Extracts from a graphics dataset:
= = =

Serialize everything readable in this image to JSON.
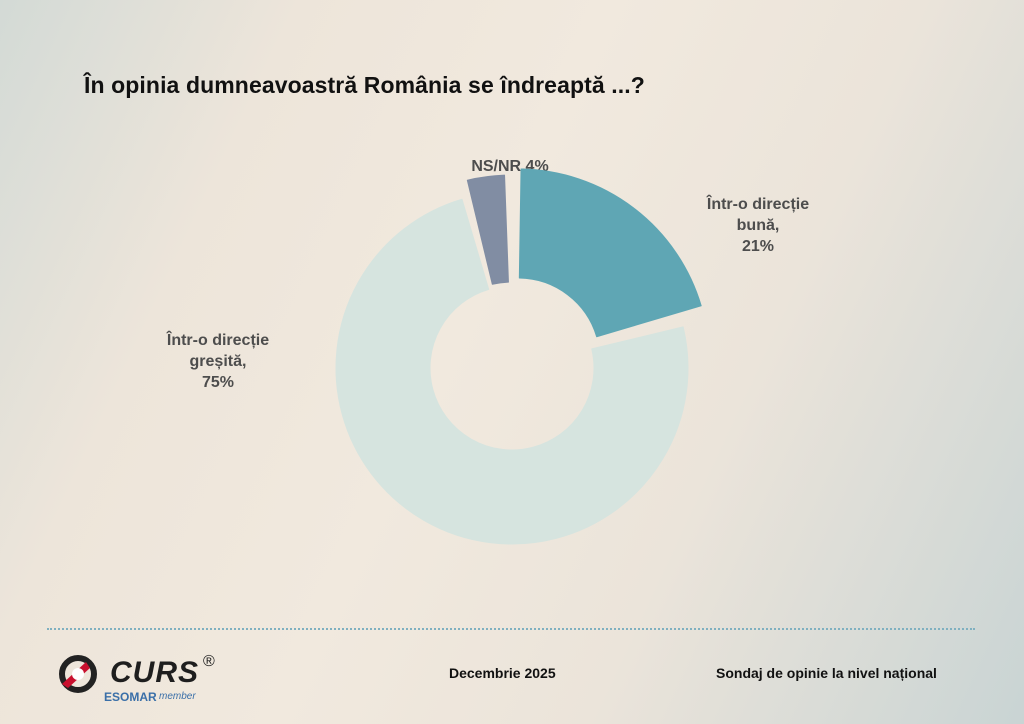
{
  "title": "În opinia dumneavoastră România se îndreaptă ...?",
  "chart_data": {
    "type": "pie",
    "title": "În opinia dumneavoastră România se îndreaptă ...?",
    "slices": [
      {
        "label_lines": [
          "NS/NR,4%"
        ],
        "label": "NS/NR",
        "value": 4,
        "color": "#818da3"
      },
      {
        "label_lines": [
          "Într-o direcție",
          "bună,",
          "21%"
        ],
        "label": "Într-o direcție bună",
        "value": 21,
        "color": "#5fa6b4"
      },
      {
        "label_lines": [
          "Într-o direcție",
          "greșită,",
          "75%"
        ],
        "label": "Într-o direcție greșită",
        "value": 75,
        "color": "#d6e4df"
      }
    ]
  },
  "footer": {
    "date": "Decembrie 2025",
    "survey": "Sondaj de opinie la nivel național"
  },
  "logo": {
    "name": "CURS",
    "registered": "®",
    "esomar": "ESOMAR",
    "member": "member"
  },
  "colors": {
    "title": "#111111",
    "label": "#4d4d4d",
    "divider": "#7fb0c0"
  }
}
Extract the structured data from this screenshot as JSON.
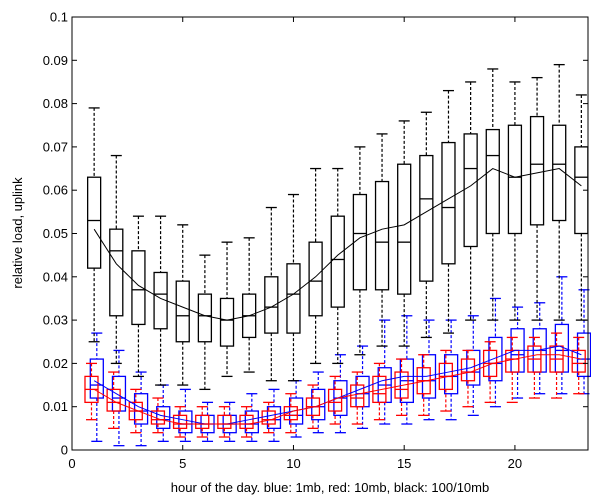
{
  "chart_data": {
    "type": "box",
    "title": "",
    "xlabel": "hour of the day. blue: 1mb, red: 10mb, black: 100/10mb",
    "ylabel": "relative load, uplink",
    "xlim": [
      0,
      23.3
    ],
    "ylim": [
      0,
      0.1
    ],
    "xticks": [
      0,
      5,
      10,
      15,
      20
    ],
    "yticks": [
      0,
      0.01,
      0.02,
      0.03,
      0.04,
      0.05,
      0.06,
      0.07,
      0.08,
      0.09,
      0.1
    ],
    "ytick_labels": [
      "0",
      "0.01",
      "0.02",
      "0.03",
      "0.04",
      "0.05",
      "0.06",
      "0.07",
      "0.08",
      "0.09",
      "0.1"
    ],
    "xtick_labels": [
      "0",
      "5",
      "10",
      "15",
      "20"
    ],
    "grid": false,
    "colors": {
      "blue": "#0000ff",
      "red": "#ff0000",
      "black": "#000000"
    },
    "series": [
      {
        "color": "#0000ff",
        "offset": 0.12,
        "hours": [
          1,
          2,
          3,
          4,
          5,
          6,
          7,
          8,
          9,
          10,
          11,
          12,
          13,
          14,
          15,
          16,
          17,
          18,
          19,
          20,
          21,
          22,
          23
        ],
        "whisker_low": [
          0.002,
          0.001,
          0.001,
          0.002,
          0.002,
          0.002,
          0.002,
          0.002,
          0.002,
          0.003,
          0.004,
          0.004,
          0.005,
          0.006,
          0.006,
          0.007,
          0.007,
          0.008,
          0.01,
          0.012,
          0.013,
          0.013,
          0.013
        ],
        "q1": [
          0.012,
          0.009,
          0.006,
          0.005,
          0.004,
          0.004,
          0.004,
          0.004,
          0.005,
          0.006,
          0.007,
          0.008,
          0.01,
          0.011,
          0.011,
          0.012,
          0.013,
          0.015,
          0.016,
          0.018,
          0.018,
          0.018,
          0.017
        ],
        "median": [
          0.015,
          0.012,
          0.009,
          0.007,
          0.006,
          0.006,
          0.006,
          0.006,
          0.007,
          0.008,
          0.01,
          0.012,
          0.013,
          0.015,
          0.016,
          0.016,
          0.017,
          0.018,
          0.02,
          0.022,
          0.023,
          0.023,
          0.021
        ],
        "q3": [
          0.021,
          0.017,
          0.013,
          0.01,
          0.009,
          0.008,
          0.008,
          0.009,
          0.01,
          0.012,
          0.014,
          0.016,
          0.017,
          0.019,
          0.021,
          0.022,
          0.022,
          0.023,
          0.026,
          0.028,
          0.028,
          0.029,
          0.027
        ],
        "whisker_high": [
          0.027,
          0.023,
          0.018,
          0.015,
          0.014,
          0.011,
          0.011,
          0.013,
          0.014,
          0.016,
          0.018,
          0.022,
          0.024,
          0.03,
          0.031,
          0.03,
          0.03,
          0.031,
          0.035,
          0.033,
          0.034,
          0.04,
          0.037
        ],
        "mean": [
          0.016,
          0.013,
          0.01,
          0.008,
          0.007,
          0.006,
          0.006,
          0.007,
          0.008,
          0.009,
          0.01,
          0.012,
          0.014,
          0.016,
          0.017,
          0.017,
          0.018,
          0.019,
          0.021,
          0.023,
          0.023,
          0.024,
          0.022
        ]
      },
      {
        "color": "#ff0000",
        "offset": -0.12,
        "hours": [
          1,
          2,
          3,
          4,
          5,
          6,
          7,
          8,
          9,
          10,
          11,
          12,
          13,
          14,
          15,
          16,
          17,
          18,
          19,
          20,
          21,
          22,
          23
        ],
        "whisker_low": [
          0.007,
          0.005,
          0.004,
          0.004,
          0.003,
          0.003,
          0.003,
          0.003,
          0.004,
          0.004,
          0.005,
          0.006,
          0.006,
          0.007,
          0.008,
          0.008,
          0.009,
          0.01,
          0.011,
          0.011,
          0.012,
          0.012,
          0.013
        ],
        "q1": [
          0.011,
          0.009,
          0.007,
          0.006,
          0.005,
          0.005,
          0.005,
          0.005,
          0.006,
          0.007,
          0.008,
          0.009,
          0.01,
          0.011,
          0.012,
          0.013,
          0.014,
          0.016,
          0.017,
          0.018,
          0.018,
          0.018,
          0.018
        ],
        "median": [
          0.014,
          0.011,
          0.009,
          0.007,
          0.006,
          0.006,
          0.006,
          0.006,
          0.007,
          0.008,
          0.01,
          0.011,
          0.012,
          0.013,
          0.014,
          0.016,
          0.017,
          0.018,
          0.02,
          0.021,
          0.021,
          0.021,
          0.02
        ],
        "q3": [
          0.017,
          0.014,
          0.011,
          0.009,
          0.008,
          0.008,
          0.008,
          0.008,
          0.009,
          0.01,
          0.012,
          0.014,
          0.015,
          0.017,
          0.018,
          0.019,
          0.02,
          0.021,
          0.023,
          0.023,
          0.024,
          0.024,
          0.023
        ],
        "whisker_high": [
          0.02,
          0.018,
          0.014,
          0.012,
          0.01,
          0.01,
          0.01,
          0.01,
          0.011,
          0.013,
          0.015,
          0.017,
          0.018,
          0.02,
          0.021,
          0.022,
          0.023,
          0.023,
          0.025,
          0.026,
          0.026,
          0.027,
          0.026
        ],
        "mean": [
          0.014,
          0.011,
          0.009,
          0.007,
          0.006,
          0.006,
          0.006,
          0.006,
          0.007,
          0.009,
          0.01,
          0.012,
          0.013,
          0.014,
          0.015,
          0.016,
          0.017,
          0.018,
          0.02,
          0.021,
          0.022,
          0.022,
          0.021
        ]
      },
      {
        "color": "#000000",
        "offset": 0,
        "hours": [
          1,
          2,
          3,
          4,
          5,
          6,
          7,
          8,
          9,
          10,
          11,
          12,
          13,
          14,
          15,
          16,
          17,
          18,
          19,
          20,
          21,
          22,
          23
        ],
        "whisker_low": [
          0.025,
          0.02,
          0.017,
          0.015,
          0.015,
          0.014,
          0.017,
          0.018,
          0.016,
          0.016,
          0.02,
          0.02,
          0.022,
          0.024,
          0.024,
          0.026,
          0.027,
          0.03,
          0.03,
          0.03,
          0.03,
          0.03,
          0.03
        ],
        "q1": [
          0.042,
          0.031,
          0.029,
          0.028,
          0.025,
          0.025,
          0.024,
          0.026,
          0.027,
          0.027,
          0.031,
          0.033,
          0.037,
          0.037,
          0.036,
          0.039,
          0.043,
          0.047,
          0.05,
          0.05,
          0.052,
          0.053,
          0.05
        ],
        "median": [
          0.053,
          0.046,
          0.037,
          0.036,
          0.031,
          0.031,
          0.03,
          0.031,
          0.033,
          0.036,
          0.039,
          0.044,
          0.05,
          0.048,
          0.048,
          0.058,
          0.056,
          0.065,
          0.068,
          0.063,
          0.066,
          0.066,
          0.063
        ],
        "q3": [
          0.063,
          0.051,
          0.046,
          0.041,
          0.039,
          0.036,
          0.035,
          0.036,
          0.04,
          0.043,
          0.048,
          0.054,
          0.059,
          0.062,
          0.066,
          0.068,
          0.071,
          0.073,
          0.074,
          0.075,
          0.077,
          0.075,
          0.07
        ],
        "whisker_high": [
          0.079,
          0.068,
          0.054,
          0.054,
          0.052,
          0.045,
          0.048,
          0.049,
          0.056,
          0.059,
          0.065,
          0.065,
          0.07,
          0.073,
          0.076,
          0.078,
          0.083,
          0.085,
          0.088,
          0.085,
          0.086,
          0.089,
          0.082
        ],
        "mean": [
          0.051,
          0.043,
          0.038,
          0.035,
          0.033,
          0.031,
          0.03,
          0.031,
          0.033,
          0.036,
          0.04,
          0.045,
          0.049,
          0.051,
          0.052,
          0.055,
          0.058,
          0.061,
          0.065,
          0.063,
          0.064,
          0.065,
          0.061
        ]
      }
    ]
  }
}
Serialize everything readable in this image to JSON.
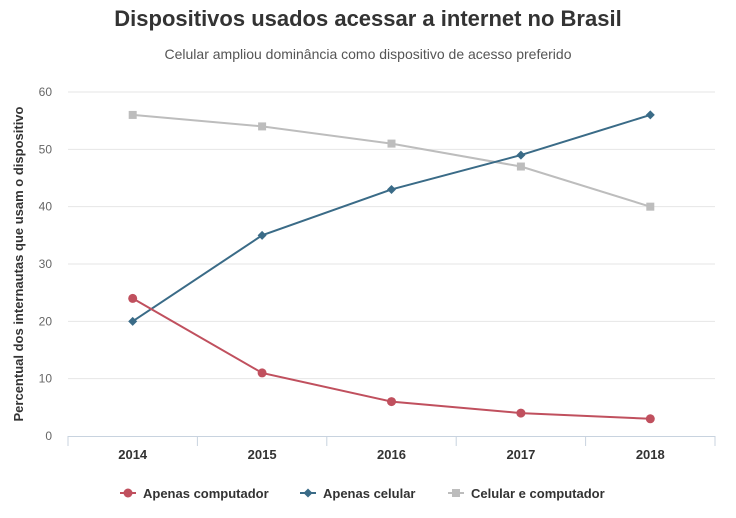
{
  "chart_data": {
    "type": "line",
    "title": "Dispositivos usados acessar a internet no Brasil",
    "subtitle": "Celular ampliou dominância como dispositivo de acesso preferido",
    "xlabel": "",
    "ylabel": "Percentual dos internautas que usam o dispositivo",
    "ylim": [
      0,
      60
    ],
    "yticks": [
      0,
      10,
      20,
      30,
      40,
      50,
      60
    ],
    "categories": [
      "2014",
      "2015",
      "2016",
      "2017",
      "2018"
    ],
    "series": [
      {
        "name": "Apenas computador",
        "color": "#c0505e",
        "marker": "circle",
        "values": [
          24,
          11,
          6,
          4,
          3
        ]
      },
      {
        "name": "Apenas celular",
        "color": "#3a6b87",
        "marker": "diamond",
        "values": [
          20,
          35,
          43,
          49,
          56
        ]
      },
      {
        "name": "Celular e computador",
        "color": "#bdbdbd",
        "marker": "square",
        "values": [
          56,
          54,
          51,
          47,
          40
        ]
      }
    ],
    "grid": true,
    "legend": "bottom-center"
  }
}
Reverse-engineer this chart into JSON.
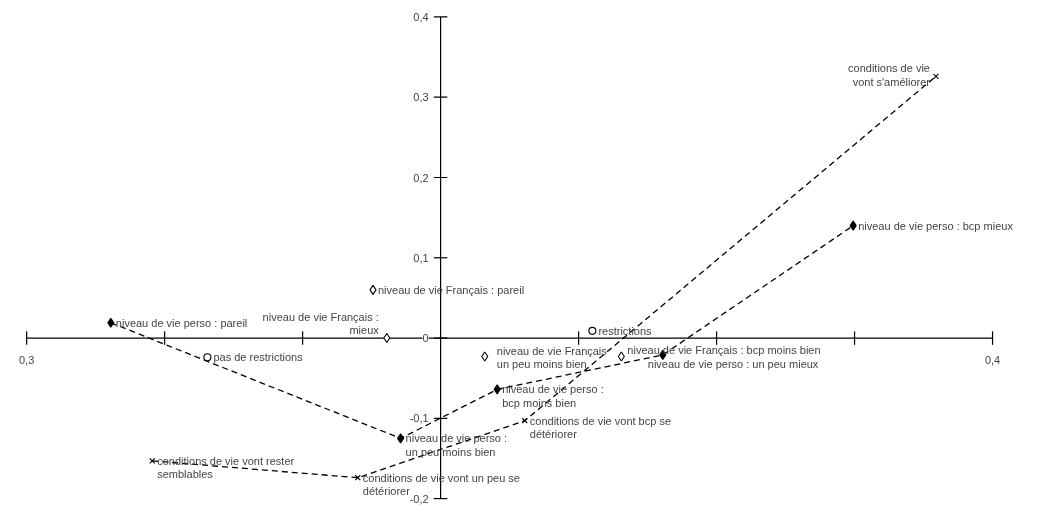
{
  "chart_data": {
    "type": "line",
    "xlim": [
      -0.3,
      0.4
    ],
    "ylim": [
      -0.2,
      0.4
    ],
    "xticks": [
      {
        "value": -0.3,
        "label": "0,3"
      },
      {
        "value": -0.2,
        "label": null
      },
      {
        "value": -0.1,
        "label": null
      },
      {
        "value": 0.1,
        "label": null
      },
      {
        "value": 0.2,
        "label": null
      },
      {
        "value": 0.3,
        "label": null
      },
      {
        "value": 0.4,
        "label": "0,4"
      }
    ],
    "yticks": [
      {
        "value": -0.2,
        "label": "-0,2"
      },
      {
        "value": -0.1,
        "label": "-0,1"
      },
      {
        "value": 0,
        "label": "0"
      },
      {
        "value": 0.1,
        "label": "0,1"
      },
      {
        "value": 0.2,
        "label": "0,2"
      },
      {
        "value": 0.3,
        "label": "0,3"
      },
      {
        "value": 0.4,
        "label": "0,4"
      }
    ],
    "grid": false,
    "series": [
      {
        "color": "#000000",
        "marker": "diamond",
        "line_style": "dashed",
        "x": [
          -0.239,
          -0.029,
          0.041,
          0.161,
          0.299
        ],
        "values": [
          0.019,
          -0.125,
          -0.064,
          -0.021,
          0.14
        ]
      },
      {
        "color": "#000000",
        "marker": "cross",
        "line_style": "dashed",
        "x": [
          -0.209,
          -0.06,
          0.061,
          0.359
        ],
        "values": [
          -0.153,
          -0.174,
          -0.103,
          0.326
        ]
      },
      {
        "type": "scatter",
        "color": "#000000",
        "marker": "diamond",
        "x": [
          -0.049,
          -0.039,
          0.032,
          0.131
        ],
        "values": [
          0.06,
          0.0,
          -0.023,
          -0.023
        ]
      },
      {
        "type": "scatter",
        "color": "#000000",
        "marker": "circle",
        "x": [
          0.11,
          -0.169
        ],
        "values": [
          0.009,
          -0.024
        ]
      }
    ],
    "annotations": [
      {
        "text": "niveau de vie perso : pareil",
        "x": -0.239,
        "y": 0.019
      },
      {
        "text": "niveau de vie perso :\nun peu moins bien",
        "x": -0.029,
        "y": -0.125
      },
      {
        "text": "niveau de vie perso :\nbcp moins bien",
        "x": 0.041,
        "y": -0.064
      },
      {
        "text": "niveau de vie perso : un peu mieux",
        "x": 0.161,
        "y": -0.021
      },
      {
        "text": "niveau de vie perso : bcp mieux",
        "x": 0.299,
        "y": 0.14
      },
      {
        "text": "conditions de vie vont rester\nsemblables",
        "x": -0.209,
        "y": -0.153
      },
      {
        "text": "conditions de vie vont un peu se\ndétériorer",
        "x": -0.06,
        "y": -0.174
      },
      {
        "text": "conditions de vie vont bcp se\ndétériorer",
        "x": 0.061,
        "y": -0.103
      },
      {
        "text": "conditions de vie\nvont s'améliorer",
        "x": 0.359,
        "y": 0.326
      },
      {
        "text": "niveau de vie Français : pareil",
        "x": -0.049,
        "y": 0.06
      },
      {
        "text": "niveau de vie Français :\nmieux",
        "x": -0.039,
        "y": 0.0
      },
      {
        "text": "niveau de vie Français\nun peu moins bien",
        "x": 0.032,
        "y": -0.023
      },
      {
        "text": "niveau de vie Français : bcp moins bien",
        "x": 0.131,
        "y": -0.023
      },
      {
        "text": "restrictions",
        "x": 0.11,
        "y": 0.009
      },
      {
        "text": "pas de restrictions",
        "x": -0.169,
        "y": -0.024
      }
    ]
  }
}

= = =

• [TO DO]: Reproduce each line of the material containing the word "greșită".

• [OUTPUT BELOW]:
          "greșită,",
        "label": "Într-o direcție greșită",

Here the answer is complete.